**What this task involves**
Where the data below has the string "June", return the whole line.

**Material supplied**
══════════════════════════════

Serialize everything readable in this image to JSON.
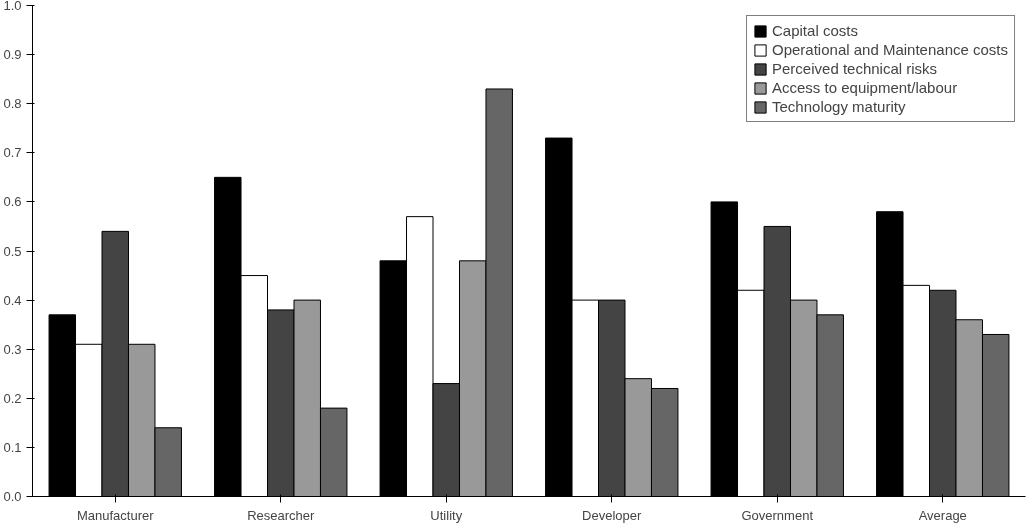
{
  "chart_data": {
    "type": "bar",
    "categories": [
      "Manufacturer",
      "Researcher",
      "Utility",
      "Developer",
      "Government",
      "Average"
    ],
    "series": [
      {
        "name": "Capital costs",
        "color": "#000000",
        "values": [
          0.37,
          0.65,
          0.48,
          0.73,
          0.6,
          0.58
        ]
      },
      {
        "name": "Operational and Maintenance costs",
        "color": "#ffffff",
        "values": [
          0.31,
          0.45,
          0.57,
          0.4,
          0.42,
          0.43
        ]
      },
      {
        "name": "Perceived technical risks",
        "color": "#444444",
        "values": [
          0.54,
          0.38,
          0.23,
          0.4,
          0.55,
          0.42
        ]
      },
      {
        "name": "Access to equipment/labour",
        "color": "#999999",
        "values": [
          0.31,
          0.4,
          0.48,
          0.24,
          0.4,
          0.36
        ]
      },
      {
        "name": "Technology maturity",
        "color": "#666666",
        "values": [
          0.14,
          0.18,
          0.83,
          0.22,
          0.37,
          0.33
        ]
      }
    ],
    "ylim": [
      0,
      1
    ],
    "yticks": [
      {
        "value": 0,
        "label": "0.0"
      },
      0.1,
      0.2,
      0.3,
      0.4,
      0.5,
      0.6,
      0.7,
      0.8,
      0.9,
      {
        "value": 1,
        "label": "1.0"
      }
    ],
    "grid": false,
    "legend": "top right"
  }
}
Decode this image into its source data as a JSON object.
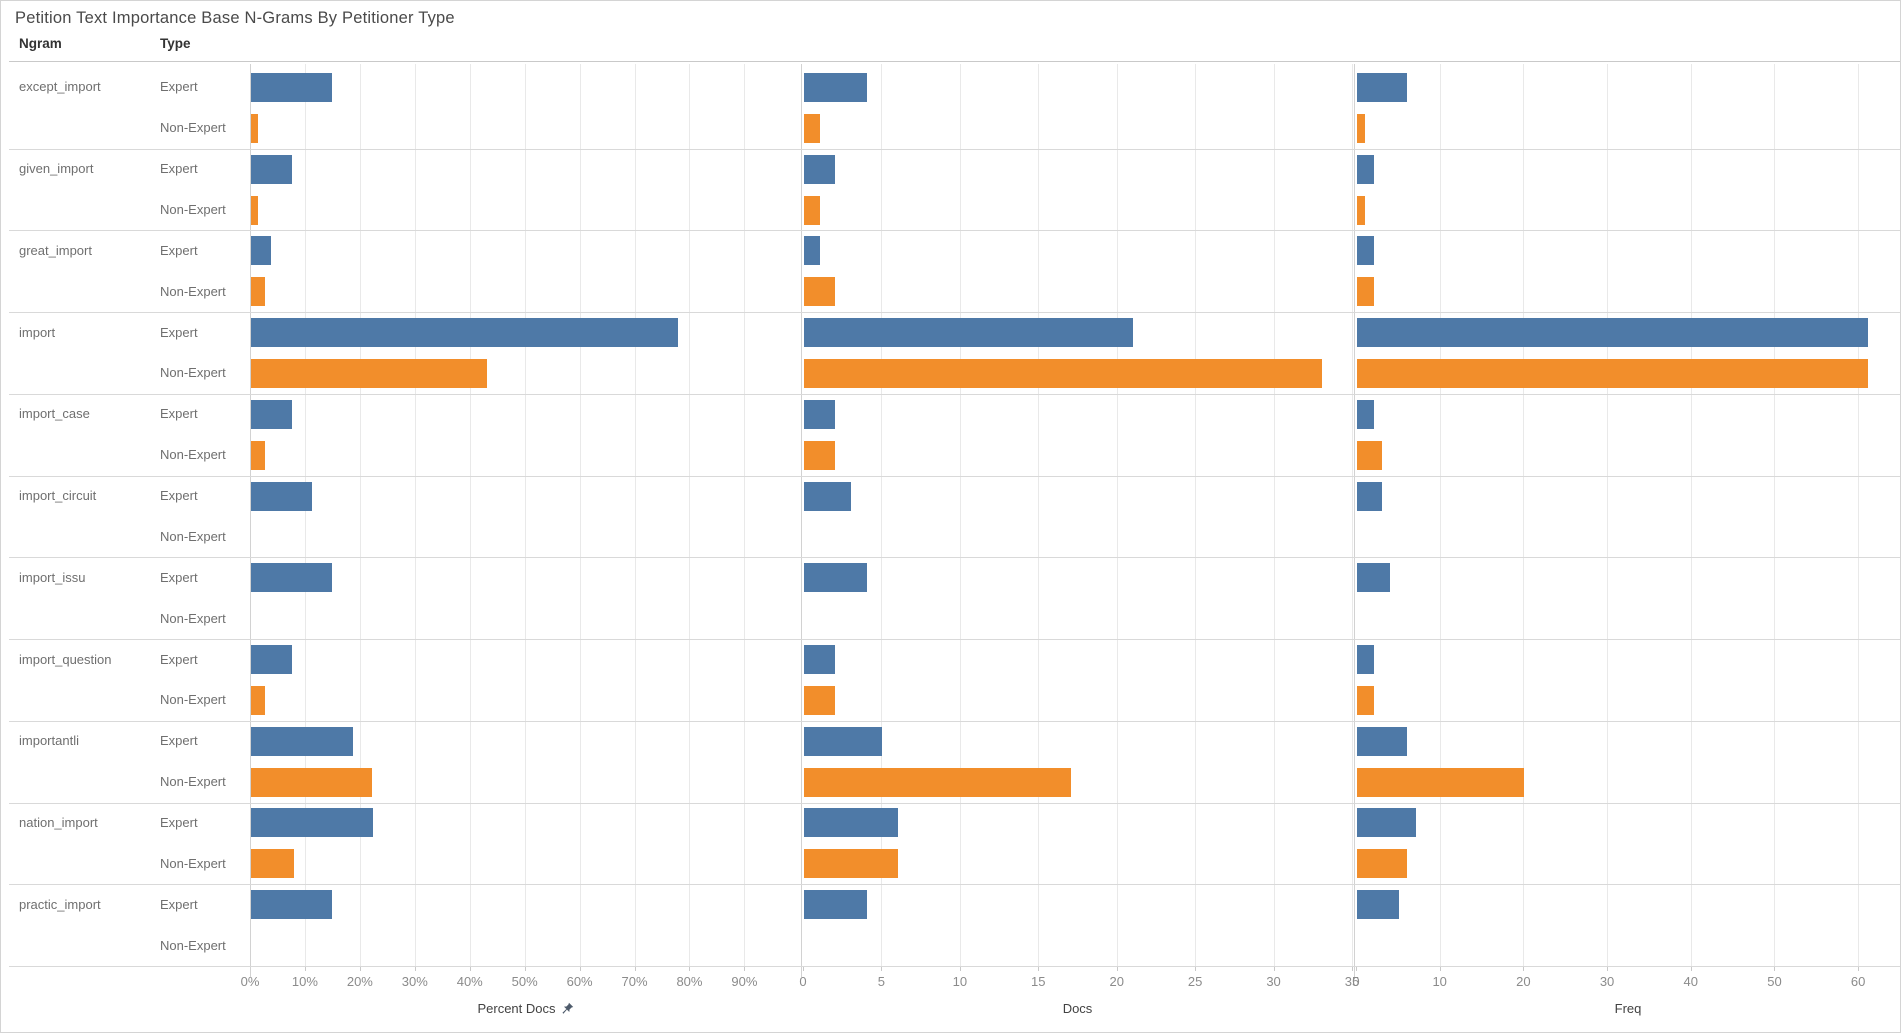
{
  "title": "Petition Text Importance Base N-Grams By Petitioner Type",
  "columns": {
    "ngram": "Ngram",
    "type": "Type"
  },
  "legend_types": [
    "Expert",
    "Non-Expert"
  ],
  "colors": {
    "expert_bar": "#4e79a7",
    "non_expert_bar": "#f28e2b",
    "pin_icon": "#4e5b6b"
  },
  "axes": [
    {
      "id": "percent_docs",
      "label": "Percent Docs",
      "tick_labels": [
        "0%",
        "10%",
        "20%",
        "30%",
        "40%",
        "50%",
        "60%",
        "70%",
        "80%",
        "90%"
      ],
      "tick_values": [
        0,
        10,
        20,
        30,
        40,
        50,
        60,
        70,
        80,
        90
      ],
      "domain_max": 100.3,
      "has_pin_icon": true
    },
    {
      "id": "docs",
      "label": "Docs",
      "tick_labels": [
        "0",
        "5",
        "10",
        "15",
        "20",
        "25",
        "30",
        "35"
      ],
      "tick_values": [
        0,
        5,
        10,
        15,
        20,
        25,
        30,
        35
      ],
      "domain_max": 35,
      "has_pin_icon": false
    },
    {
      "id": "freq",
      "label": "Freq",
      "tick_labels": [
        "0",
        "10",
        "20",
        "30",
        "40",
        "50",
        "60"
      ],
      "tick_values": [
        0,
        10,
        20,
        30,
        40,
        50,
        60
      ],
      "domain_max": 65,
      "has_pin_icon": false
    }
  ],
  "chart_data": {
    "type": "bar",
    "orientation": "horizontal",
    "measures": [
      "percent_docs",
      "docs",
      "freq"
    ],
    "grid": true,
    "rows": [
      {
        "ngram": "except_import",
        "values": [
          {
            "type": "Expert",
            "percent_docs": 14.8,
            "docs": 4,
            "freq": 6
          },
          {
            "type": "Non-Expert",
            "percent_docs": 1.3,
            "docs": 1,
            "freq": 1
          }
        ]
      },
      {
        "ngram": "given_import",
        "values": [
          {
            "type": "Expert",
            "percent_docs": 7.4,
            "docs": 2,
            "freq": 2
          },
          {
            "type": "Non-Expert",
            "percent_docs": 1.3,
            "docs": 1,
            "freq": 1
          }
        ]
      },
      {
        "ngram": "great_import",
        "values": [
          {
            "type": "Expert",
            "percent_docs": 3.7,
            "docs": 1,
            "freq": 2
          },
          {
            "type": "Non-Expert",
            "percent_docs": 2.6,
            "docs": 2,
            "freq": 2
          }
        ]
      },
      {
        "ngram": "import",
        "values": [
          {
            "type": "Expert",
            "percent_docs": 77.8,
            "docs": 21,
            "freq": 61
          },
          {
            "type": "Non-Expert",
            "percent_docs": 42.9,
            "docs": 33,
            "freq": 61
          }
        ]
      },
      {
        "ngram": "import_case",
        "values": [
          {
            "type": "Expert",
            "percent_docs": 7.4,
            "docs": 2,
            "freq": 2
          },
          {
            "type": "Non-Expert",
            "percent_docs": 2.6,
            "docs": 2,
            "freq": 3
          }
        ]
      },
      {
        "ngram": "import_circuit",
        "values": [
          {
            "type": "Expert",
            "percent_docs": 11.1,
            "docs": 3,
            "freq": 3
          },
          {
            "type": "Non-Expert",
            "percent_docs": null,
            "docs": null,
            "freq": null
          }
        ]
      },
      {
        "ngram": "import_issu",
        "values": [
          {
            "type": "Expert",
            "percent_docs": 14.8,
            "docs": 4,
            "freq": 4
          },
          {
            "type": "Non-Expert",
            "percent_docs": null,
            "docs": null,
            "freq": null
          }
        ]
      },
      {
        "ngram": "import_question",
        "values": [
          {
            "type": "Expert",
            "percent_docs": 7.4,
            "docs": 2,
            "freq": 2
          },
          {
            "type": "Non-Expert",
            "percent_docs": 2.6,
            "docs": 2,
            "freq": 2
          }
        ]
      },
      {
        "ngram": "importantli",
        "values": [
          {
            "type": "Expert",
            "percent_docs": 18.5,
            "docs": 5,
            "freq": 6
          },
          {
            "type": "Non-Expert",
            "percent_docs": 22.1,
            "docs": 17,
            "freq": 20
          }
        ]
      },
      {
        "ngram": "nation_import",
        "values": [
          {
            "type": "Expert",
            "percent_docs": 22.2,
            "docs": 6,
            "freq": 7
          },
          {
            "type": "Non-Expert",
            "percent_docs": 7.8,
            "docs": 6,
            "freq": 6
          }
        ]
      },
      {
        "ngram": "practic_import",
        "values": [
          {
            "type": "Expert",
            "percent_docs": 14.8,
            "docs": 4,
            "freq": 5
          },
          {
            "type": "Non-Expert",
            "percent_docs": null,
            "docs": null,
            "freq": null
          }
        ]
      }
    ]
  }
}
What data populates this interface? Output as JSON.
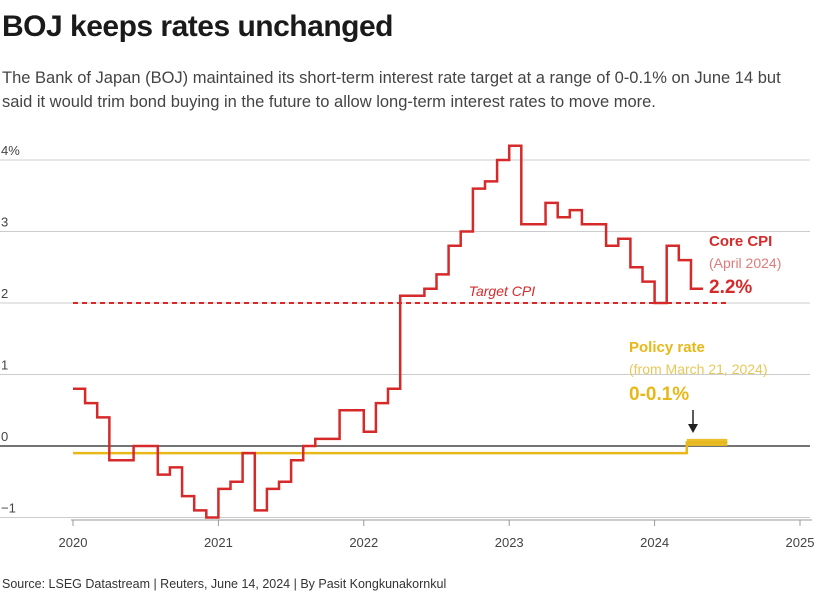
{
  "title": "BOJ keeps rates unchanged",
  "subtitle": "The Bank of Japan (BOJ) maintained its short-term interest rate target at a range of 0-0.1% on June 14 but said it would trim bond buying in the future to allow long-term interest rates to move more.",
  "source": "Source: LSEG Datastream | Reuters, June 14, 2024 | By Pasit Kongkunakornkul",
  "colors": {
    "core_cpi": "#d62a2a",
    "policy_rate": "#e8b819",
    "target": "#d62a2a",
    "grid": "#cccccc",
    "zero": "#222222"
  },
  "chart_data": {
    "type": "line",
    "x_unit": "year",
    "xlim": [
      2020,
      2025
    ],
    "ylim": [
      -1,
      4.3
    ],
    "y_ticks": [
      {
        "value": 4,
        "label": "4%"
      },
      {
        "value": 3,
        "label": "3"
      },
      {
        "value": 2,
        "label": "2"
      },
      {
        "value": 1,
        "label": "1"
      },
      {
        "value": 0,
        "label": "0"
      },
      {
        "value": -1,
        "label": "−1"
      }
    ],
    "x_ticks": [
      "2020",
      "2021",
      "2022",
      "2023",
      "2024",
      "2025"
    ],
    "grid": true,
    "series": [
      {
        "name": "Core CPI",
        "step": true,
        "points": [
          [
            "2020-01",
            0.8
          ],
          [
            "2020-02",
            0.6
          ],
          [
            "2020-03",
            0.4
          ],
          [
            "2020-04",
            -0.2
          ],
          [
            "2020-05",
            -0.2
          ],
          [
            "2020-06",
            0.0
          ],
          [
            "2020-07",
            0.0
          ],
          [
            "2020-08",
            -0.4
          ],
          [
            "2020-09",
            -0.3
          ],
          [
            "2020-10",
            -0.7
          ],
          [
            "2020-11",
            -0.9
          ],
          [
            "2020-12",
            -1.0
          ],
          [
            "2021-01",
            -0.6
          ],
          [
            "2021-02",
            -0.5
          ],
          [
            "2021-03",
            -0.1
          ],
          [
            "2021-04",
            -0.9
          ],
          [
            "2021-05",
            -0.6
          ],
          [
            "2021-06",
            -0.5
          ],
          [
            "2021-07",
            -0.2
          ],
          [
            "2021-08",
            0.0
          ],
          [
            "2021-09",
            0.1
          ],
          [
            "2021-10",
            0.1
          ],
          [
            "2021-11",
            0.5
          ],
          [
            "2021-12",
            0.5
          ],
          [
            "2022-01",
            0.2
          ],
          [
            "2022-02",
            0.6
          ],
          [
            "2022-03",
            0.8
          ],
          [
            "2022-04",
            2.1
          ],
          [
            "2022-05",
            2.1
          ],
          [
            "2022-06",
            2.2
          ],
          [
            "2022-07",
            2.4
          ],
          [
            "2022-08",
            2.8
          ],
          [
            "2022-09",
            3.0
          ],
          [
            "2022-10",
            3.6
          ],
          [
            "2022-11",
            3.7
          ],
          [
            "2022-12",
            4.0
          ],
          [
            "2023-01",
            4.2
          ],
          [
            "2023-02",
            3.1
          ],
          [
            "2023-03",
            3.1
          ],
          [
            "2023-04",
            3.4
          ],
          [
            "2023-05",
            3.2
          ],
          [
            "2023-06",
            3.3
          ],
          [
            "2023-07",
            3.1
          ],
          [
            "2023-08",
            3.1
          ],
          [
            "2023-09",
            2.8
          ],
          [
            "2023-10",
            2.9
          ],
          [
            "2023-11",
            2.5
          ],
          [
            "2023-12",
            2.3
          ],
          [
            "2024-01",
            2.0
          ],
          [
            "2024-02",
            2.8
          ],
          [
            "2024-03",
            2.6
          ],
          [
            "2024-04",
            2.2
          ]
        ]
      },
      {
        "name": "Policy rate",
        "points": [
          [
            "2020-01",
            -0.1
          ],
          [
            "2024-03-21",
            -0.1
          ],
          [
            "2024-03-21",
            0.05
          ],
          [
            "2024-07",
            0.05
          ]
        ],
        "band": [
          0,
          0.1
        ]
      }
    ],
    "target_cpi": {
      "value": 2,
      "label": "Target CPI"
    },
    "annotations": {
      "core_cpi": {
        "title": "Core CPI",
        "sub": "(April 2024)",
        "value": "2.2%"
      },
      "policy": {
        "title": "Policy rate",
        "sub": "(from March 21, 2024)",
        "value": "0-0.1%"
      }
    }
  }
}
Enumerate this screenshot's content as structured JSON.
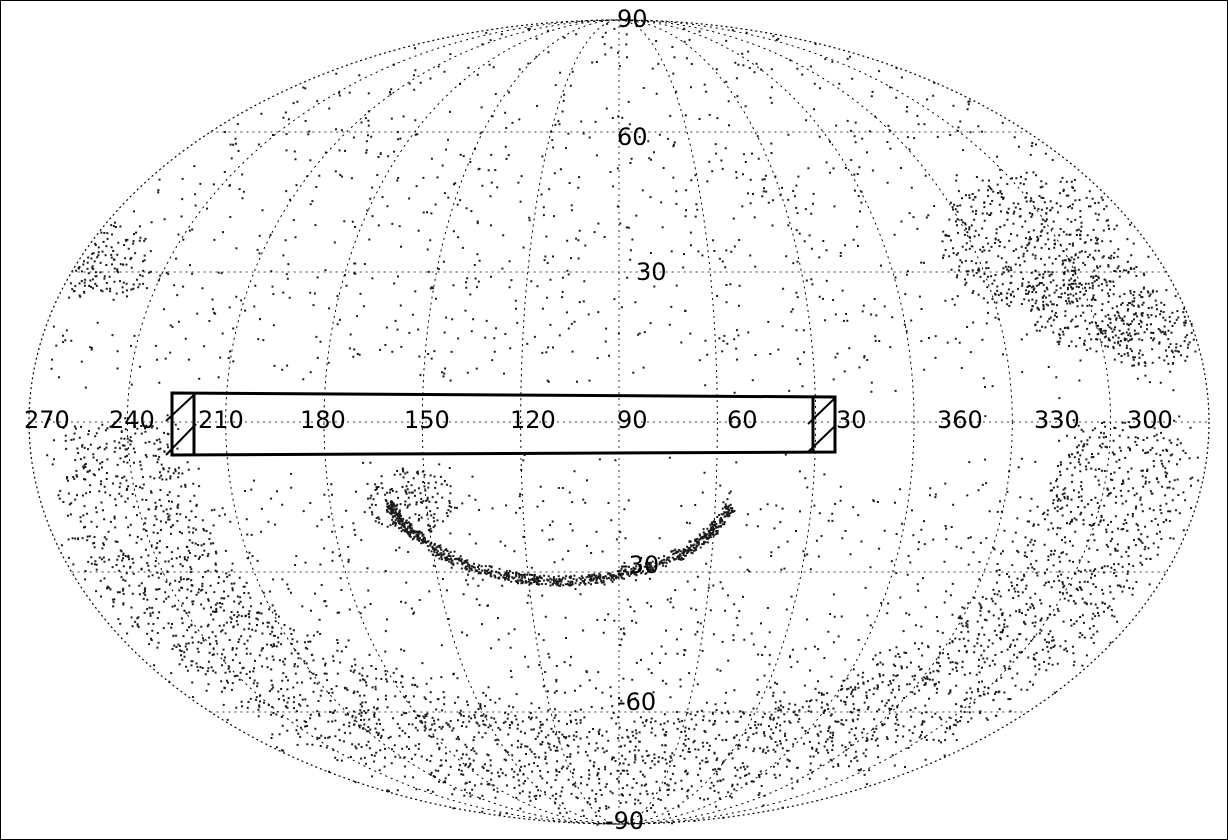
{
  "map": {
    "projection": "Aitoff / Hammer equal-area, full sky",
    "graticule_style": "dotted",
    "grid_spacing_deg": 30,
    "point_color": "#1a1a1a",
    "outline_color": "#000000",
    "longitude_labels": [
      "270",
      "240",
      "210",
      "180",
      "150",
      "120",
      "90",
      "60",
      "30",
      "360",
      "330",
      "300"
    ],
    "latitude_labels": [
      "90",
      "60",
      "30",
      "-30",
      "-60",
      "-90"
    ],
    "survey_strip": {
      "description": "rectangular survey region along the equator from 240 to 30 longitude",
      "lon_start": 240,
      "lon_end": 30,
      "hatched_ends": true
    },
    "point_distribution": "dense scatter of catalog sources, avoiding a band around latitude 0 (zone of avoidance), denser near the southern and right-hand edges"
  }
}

══════════════════════════════

**Solution**
  "subtitle": "The Bank of Japan (BOJ) maintained its short-term interest rate target at a range of 0-0.1% on June 14 but said it would trim bond buying in the future to allow long-term interest rates to move more.",
  "source": "Source: LSEG Datastream | Reuters, June 14, 2024 | By Pasit Kongkunakornkul",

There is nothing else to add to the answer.